◆ DESCRIPTION OF THE TASK:
Look below and pull out each line with the word "RwandaIsKilling".

◆ Extracted data entries:
#####
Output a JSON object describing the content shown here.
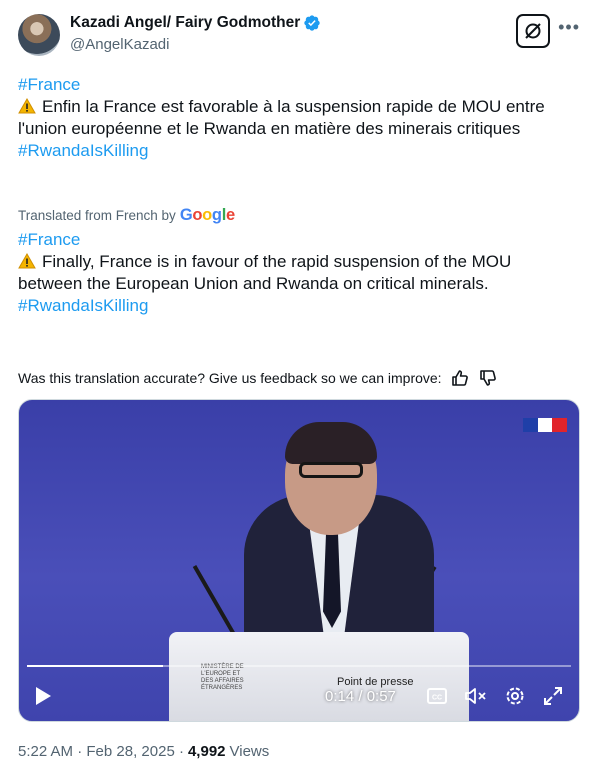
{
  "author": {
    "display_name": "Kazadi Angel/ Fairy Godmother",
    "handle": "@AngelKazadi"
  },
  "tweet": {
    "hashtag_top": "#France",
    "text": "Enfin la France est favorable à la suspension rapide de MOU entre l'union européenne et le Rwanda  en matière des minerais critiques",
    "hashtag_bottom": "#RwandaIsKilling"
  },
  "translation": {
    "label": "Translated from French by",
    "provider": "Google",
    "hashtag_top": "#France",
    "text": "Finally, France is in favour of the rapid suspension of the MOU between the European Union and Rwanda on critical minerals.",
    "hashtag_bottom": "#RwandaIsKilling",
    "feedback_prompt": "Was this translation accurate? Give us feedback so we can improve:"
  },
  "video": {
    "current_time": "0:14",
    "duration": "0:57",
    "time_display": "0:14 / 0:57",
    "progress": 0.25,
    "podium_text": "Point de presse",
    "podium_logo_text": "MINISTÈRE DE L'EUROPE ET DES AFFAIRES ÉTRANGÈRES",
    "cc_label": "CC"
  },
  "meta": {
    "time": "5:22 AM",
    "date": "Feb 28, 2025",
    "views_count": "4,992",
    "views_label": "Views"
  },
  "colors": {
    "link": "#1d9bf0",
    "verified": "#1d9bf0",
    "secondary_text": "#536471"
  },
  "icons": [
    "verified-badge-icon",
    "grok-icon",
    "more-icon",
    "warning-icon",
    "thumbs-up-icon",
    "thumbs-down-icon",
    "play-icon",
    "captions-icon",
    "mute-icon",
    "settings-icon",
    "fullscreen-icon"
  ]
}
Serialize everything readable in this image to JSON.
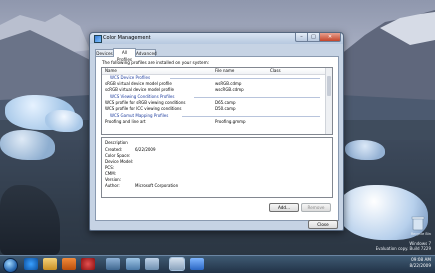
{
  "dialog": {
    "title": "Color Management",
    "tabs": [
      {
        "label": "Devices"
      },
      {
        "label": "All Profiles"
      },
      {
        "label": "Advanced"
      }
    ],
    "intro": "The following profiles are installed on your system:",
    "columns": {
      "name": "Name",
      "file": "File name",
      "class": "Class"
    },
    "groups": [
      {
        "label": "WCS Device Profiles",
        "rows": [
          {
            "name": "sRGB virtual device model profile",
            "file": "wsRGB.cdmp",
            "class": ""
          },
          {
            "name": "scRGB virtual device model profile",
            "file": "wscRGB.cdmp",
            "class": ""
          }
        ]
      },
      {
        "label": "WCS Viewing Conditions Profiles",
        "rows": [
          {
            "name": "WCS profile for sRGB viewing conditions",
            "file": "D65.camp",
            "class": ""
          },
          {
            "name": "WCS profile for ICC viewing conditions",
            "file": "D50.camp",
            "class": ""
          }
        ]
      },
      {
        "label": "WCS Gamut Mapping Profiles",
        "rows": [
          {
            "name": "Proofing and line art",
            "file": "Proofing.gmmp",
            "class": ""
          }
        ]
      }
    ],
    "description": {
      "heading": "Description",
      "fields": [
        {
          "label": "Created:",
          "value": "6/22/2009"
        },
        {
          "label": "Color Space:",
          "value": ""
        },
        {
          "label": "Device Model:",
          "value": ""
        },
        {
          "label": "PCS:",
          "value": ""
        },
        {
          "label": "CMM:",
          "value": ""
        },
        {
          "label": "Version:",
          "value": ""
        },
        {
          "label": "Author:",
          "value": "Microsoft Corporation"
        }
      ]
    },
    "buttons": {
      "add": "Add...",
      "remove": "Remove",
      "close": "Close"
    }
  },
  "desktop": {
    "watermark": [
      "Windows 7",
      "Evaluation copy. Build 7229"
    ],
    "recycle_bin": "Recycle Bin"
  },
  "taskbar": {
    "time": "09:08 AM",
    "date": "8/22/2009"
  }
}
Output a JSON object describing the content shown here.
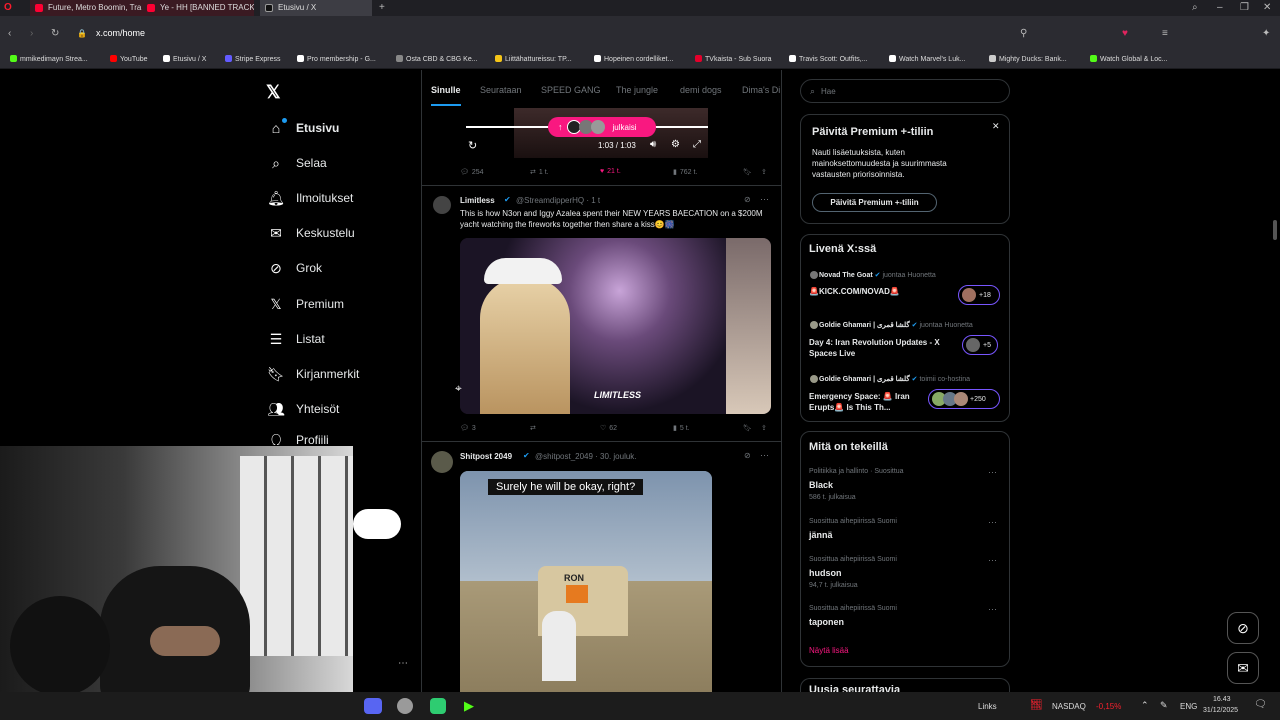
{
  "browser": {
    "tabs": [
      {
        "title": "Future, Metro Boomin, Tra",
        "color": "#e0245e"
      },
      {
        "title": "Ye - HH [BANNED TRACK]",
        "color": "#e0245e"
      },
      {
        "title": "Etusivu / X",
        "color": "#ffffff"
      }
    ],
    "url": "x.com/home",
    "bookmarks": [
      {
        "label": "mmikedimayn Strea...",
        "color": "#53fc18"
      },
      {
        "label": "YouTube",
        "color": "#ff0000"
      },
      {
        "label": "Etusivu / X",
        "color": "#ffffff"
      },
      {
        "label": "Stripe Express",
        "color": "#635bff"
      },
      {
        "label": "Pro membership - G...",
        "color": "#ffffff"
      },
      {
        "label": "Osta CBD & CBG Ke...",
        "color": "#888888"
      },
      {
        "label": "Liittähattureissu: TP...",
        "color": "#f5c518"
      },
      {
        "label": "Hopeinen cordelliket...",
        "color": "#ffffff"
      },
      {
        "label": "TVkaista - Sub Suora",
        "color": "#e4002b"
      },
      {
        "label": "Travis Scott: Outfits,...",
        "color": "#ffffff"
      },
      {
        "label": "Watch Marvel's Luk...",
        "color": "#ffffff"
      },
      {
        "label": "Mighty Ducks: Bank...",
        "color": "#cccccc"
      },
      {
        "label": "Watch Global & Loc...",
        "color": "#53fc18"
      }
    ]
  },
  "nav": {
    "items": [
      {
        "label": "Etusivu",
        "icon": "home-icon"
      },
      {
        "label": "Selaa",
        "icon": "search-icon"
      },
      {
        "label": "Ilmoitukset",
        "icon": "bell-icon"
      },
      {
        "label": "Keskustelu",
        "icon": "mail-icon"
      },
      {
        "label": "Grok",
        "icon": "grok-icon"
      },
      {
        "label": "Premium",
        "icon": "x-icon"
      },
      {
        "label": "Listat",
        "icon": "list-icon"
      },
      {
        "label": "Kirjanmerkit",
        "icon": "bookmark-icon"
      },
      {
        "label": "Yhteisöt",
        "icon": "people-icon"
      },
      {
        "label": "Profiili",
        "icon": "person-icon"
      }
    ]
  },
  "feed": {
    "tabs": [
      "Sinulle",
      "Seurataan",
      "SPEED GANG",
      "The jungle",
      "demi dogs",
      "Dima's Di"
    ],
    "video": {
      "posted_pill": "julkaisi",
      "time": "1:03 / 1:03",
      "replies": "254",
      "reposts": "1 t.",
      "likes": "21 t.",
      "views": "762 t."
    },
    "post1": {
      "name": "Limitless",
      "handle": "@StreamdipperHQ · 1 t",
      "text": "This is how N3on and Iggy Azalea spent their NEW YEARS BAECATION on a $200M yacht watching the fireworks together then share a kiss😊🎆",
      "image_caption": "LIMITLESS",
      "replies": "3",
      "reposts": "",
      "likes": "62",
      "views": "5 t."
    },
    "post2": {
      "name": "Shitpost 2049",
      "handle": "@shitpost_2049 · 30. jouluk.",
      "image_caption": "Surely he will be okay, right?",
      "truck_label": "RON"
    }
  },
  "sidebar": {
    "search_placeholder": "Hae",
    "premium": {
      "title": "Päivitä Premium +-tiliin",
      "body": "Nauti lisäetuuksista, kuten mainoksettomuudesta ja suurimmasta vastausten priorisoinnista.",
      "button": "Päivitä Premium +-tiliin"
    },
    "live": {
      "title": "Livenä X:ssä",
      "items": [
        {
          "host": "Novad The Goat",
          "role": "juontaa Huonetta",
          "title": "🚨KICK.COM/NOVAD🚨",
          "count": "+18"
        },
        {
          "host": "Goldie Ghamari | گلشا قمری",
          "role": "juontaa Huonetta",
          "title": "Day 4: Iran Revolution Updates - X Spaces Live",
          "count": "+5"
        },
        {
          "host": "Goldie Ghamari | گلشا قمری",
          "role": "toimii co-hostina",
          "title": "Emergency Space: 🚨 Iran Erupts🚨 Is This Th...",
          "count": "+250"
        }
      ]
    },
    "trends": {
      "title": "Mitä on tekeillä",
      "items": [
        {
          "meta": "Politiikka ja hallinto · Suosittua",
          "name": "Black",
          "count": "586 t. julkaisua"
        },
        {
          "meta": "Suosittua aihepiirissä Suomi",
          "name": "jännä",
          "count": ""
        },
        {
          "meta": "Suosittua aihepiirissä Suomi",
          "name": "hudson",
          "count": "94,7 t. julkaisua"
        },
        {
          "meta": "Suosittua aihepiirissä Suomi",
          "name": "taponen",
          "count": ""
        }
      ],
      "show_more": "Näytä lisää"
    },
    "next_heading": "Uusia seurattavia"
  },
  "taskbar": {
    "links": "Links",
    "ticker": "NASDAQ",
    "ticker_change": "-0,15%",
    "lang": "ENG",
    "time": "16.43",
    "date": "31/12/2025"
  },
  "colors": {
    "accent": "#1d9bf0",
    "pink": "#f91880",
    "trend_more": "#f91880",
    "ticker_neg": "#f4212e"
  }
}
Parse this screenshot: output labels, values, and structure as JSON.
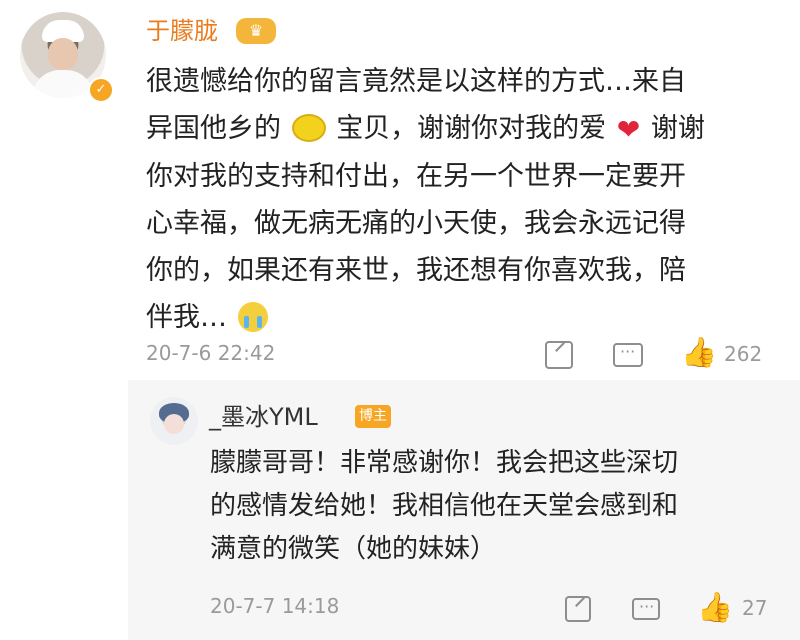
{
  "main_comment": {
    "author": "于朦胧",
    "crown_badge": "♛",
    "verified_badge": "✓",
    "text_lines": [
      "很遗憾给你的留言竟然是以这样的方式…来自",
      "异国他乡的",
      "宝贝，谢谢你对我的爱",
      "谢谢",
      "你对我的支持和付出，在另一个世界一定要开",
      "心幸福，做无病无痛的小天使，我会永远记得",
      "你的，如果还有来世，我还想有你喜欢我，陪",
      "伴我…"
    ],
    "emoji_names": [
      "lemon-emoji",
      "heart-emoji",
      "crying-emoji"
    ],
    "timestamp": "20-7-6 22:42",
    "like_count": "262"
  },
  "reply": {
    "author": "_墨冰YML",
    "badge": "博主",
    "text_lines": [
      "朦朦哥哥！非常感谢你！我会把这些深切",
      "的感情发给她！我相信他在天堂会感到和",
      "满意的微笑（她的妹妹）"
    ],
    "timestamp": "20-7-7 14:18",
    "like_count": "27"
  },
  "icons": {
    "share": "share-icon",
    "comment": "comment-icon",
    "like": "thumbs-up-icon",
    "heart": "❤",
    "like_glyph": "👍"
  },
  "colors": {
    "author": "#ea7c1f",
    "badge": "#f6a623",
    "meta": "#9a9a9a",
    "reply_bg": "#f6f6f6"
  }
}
#####
◆ COMPLETE OUTPUT:
    "hashtag_bottom": "#RwandaIsKilling"
    "hashtag_bottom": "#RwandaIsKilling",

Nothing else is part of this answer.